• _To be done_
Return all lines that include the string "color".

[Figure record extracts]
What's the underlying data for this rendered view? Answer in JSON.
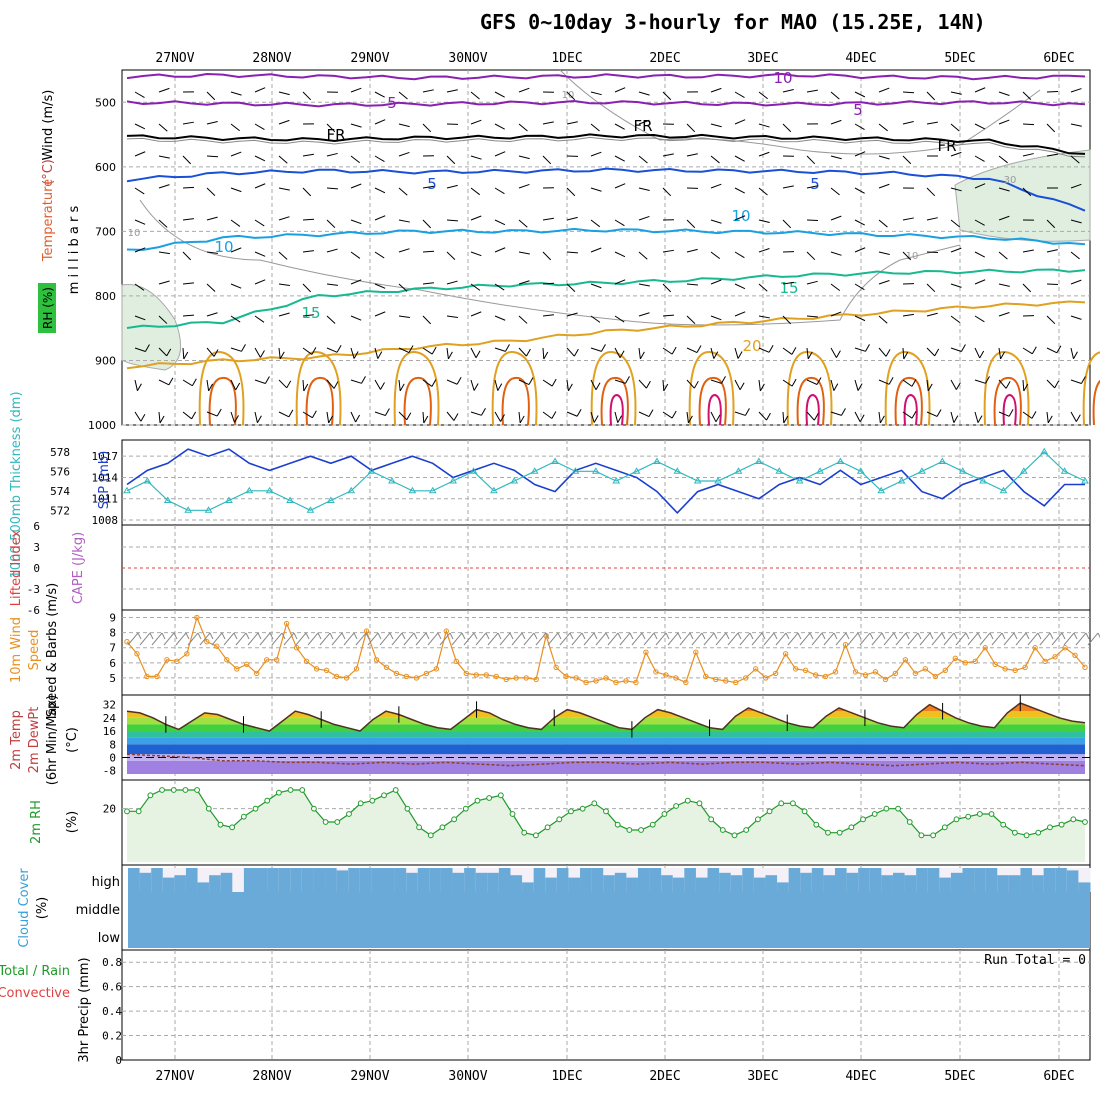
{
  "title": "GFS 0~10day 3-hourly for MAO (15.25E, 14N)",
  "chart_data": [
    {
      "type": "line",
      "panel": "upper-air",
      "x_dates": [
        "27NOV",
        "28NOV",
        "29NOV",
        "30NOV",
        "1DEC",
        "2DEC",
        "3DEC",
        "4DEC",
        "5DEC",
        "6DEC"
      ],
      "y_axis": {
        "label": "m i l l i b a r s",
        "ticks": [
          500,
          600,
          700,
          800,
          900,
          1000
        ],
        "ylim": [
          450,
          1000
        ]
      },
      "side_labels": {
        "wind": "Wind (m/s)",
        "temperature": "Temperature (°C)",
        "rh": "RH (%)"
      },
      "contours": [
        {
          "label": "10",
          "color": "#8a20b0",
          "level_mb": [
            460,
            458,
            460,
            462,
            461,
            459,
            460,
            458,
            461,
            462,
            460
          ]
        },
        {
          "label": "5",
          "color": "#8a20b0",
          "level_mb": [
            500,
            502,
            504,
            503,
            501,
            500,
            502,
            503,
            501,
            500,
            503
          ]
        },
        {
          "label": "FR",
          "color": "#000000",
          "level_mb": [
            553,
            556,
            558,
            555,
            554,
            552,
            553,
            555,
            557,
            560,
            580
          ]
        },
        {
          "label": "5",
          "color": "#1a50d8",
          "level_mb": [
            620,
            610,
            606,
            608,
            607,
            605,
            606,
            607,
            610,
            618,
            668
          ]
        },
        {
          "label": "10",
          "color": "#1aa0e0",
          "level_mb": [
            730,
            710,
            705,
            700,
            700,
            698,
            700,
            702,
            706,
            710,
            720
          ]
        },
        {
          "label": "15",
          "color": "#18b890",
          "level_mb": [
            850,
            840,
            800,
            790,
            783,
            780,
            775,
            768,
            764,
            762,
            760
          ]
        },
        {
          "label": "20",
          "color": "#e0a020",
          "level_mb": [
            910,
            900,
            895,
            880,
            870,
            855,
            845,
            835,
            825,
            815,
            810
          ]
        }
      ],
      "contour_labels": [
        "10",
        "5",
        "FR",
        "FR",
        "FR",
        "5",
        "5",
        "10",
        "10",
        "15",
        "15",
        "20",
        "10",
        "10",
        "10",
        "30"
      ]
    },
    {
      "type": "line",
      "panel": "slp-thickness",
      "y_left": {
        "label": "1000-500mb Thickness (dm)",
        "ticks": [
          572,
          574,
          576,
          578
        ]
      },
      "y_right": {
        "label": "SLP (mb)",
        "ticks": [
          1008,
          1011,
          1014,
          1017
        ]
      },
      "series": [
        {
          "name": "SLP (mb)",
          "color": "#1a3fd0",
          "values": [
            1013,
            1015,
            1016,
            1018,
            1017,
            1018,
            1016,
            1015,
            1016,
            1017,
            1016,
            1017,
            1015,
            1016,
            1017,
            1016,
            1014,
            1015,
            1016,
            1015,
            1013,
            1012,
            1015,
            1016,
            1015,
            1014,
            1012,
            1009,
            1012,
            1013,
            1012,
            1011,
            1013,
            1014,
            1013,
            1015,
            1013,
            1014,
            1015,
            1012,
            1011,
            1013,
            1014,
            1015,
            1012,
            1010,
            1013,
            1013
          ]
        },
        {
          "name": "1000-500mb Thickness (dm)",
          "color": "#30b8c0",
          "values": [
            574,
            575,
            573,
            572,
            572,
            573,
            574,
            574,
            573,
            572,
            573,
            574,
            576,
            575,
            574,
            574,
            575,
            576,
            574,
            575,
            576,
            577,
            576,
            576,
            575,
            576,
            577,
            576,
            575,
            575,
            576,
            577,
            576,
            575,
            576,
            577,
            576,
            574,
            575,
            576,
            577,
            576,
            575,
            574,
            576,
            578,
            576,
            575
          ]
        }
      ]
    },
    {
      "type": "line",
      "panel": "cape-li",
      "y_left": {
        "label": "Lifted Index",
        "ticks": [
          6,
          3,
          0,
          -3,
          -6
        ]
      },
      "y_right": {
        "label": "CAPE (J/kg)"
      },
      "series": [
        {
          "name": "Lifted Index",
          "values": []
        }
      ]
    },
    {
      "type": "line",
      "panel": "10m-wind",
      "y_left": {
        "label": "10m Wind",
        "ticks": [
          5,
          6,
          7,
          8,
          9
        ]
      },
      "y_right": {
        "label": "Speed & Barbs (m/s)"
      },
      "series": [
        {
          "name": "10m Wind Speed (m/s)",
          "color": "#e89020",
          "values": [
            7.4,
            6.6,
            5.1,
            5.1,
            6.2,
            6.1,
            6.6,
            9.0,
            7.4,
            7.1,
            6.2,
            5.6,
            5.9,
            5.3,
            6.2,
            6.2,
            8.6,
            7.0,
            6.1,
            5.6,
            5.5,
            5.1,
            5.0,
            5.6,
            8.1,
            6.2,
            5.7,
            5.3,
            5.1,
            5.0,
            5.3,
            5.6,
            8.1,
            6.1,
            5.3,
            5.2,
            5.2,
            5.1,
            4.9,
            5.0,
            5.0,
            4.9,
            7.8,
            5.7,
            5.1,
            5.0,
            4.7,
            4.8,
            5.0,
            4.7,
            4.8,
            4.7,
            6.7,
            5.4,
            5.2,
            5.0,
            4.7,
            6.7,
            5.1,
            4.9,
            4.8,
            4.7,
            5.0,
            5.6,
            5.0,
            5.3,
            6.6,
            5.6,
            5.5,
            5.2,
            5.1,
            5.4,
            7.2,
            5.4,
            5.2,
            5.4,
            4.9,
            5.3,
            6.2,
            5.3,
            5.6,
            5.1,
            5.5,
            6.3,
            6.0,
            6.1,
            7.0,
            5.9,
            5.6,
            5.5,
            5.7,
            7.0,
            6.1,
            6.4,
            7.0,
            6.5,
            5.7
          ]
        }
      ]
    },
    {
      "type": "area",
      "panel": "2m-temp",
      "y_left": {
        "label": "2m Temp",
        "ticks": [
          32,
          24,
          16,
          8,
          0,
          -8
        ]
      },
      "y_right": {
        "label": "2m DewPt (6hr Min/Max) (°C)"
      },
      "series": [
        {
          "name": "2m Temp",
          "values": [
            28,
            27,
            24,
            20,
            17,
            22,
            27,
            26,
            23,
            20,
            18,
            16,
            22,
            28,
            26,
            23,
            20,
            18,
            16,
            23,
            28,
            26,
            23,
            20,
            18,
            17,
            23,
            29,
            27,
            23,
            20,
            18,
            17,
            24,
            29,
            27,
            24,
            21,
            18,
            17,
            24,
            29,
            27,
            24,
            21,
            18,
            17,
            25,
            30,
            27,
            24,
            21,
            19,
            18,
            25,
            30,
            27,
            24,
            21,
            19,
            18,
            26,
            32,
            28,
            24,
            21,
            19,
            18,
            27,
            33,
            30,
            27,
            24,
            22,
            21
          ]
        },
        {
          "name": "2m DewPt",
          "values": [
            2,
            1,
            0,
            -2,
            -2,
            -3,
            -3,
            -4,
            -3,
            -4,
            -3,
            -4,
            -5,
            -4,
            -3,
            -3,
            -4,
            -3,
            -4,
            -3,
            -3,
            -4,
            -3,
            -4,
            -5,
            -4,
            -3,
            -4,
            -3,
            -4,
            -5
          ]
        }
      ]
    },
    {
      "type": "area",
      "panel": "2m-rh",
      "y_left": {
        "label": "2m RH",
        "ticks": [
          20
        ]
      },
      "y_right": {
        "label": "(%)"
      },
      "series": [
        {
          "name": "2m RH (%)",
          "color": "#1f9a2a",
          "values": [
            19,
            19,
            25,
            27,
            27,
            27,
            27,
            20,
            14,
            13,
            17,
            20,
            23,
            26,
            27,
            27,
            20,
            15,
            15,
            18,
            22,
            23,
            25,
            27,
            20,
            13,
            10,
            13,
            16,
            20,
            23,
            24,
            25,
            18,
            11,
            10,
            13,
            16,
            19,
            20,
            22,
            19,
            14,
            12,
            12,
            14,
            18,
            21,
            23,
            22,
            16,
            12,
            10,
            12,
            16,
            19,
            22,
            22,
            19,
            14,
            11,
            11,
            13,
            16,
            18,
            20,
            20,
            15,
            10,
            10,
            13,
            16,
            17,
            18,
            18,
            14,
            11,
            10,
            11,
            13,
            14,
            16,
            15
          ]
        }
      ]
    },
    {
      "type": "bar",
      "panel": "cloud-cover",
      "y_left": {
        "label": "Cloud Cover (%)",
        "ticks": [
          "high",
          "middle",
          "low"
        ]
      },
      "layers": [
        "high",
        "middle",
        "low"
      ],
      "values_percent": {
        "high": [
          100,
          80,
          100,
          60,
          70,
          100,
          40,
          70,
          80,
          0,
          100,
          100,
          100,
          100,
          100,
          100,
          100,
          100,
          90,
          100,
          100,
          100,
          100,
          100,
          80,
          100,
          100,
          100,
          80,
          100,
          80,
          80,
          100,
          70,
          40,
          100,
          60,
          100,
          60,
          100,
          100,
          70,
          80,
          60,
          100,
          100,
          70,
          60,
          100,
          60,
          100,
          80,
          70,
          100,
          60,
          70,
          40,
          100,
          80,
          100,
          70,
          100,
          80,
          100,
          100,
          70,
          80,
          70,
          100,
          100,
          60,
          80,
          100,
          100,
          100,
          70,
          70,
          100,
          70,
          100,
          100,
          90,
          40
        ],
        "middle": [
          100
        ],
        "low": [
          100
        ]
      }
    },
    {
      "type": "bar",
      "panel": "precip",
      "y_left": {
        "label": "3hr Precip (mm)",
        "ticks": [
          0,
          0.2,
          0.4,
          0.6,
          0.8
        ]
      },
      "legend": [
        "Total / Rain",
        "Convective"
      ],
      "run_total": "Run Total = 0",
      "values": []
    }
  ]
}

• _Complete response_
          "color": "#8a20b0",
          "color": "#8a20b0",
          "color": "#000000",
          "color": "#1a50d8",
          "color": "#1aa0e0",
          "color": "#18b890",
          "color": "#e0a020",
          "color": "#1a3fd0",
          "color": "#30b8c0",
          "color": "#e89020",
          "color": "#1f9a2a",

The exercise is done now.